* [AVAILABLE RECORDS]
--- start ---

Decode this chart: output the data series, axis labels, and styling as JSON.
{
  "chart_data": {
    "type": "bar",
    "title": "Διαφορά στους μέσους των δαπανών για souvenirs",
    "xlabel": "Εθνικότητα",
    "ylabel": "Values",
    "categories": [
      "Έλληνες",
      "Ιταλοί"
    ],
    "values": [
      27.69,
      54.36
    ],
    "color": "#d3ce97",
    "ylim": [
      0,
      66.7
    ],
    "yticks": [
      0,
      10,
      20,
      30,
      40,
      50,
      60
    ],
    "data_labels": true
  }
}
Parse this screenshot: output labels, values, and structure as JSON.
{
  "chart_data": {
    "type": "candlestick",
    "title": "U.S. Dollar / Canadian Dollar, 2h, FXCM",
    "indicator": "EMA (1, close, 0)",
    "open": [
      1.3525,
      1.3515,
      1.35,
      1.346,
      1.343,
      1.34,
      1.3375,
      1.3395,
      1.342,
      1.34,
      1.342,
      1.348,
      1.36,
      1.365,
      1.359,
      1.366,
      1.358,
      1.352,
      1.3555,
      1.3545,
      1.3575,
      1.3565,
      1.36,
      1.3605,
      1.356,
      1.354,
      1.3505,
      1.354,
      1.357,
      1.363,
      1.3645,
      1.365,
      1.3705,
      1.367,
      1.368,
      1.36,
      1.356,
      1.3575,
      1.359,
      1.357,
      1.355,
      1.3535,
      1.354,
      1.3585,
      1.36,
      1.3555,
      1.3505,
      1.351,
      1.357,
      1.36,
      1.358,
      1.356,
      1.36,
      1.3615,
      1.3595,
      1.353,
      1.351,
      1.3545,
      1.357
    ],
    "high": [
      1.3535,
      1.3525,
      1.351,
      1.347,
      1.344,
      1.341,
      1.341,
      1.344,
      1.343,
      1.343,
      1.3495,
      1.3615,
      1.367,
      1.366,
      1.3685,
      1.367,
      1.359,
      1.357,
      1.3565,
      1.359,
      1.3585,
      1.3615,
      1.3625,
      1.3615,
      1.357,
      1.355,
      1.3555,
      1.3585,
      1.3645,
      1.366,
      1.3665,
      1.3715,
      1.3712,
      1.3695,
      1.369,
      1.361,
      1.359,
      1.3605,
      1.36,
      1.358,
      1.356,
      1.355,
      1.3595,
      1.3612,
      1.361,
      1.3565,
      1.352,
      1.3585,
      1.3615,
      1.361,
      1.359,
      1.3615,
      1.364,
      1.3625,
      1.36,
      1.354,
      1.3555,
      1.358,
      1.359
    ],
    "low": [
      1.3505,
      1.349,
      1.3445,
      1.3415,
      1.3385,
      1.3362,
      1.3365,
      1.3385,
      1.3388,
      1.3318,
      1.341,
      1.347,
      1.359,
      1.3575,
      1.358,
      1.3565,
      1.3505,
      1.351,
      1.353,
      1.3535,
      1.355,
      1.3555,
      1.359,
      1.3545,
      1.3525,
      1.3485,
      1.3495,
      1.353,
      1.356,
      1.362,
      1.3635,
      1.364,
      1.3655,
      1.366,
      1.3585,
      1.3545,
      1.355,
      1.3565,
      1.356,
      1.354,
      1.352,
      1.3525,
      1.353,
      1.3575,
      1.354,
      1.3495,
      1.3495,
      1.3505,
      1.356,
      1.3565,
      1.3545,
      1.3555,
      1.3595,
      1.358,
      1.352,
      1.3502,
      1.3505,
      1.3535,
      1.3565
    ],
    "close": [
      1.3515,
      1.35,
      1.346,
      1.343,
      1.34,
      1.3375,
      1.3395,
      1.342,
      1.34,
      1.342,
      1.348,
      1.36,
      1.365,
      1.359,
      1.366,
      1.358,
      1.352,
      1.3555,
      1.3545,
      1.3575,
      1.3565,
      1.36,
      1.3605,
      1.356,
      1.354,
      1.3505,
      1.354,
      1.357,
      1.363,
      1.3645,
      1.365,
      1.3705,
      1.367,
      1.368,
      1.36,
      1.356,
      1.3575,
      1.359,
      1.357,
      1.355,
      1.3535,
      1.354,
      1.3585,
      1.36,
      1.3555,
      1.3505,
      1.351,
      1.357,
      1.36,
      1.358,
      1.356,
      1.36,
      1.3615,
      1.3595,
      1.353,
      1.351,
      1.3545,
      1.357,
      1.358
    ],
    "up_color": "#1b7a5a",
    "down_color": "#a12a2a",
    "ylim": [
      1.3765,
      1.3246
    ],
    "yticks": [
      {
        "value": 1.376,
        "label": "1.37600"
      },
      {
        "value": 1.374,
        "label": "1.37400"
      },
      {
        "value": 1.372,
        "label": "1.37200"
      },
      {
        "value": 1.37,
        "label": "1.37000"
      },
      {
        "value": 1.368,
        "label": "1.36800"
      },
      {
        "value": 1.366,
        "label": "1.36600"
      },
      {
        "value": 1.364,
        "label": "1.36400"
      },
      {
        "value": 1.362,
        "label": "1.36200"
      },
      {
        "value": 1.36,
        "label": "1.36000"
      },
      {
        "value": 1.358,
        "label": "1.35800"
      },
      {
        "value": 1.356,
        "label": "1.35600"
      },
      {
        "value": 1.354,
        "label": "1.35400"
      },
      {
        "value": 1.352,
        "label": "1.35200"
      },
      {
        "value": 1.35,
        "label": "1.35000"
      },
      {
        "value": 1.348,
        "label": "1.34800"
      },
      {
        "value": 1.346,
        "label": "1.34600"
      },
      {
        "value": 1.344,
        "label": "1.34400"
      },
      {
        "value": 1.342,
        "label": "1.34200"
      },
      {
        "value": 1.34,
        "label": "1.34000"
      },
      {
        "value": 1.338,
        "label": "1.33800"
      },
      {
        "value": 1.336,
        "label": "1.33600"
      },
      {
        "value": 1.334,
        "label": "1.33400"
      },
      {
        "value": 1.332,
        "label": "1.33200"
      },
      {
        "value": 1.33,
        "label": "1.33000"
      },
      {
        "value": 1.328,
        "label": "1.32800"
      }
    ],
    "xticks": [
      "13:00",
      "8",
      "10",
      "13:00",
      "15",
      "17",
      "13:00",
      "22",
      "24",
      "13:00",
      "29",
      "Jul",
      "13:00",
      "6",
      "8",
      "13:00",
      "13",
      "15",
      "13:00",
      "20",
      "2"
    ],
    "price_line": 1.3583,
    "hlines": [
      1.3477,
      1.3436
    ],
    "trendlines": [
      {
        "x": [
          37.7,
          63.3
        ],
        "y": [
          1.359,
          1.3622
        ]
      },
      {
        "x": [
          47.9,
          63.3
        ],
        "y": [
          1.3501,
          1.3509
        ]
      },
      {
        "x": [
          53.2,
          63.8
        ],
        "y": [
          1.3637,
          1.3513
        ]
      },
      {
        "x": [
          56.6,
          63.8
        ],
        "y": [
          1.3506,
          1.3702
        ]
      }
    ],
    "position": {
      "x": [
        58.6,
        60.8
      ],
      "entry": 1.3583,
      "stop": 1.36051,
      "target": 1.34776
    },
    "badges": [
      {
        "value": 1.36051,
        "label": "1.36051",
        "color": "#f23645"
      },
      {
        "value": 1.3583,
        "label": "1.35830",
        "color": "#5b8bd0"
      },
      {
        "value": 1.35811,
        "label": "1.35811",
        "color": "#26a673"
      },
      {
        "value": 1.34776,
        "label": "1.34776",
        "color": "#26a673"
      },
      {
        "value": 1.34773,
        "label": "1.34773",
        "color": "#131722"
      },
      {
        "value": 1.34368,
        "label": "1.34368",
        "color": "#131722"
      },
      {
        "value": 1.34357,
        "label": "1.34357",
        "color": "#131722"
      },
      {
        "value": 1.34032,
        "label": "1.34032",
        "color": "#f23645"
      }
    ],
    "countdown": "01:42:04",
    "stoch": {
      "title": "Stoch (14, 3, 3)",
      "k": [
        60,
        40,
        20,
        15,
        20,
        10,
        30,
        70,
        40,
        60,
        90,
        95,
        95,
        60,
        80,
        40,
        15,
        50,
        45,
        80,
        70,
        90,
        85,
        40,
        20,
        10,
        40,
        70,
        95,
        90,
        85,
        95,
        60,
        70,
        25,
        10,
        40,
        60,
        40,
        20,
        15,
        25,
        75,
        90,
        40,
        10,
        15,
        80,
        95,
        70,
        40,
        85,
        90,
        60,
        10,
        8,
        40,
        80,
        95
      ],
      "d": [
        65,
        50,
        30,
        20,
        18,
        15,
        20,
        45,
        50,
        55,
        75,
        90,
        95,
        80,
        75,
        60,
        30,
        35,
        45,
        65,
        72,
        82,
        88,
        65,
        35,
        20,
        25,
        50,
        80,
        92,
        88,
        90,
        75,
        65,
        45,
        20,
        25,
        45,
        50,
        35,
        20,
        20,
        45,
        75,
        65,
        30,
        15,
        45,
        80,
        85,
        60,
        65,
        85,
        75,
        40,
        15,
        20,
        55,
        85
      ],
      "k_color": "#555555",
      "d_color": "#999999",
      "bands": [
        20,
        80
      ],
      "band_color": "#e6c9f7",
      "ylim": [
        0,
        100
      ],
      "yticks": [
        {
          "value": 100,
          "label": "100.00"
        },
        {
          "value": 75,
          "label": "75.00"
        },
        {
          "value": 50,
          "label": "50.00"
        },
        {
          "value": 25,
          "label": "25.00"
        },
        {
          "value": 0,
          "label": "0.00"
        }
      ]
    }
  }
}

--- end ---

* [EXERCISE DESCRIPTION] Scan the records above for the string "title", then report every line that contains it.

* [TASK SOLUTION]
    "title": "Διαφορά στους μέσους των δαπανών για souvenirs",
    "title": "U.S. Dollar / Canadian Dollar, 2h, FXCM",
      "title": "Stoch (14, 3, 3)",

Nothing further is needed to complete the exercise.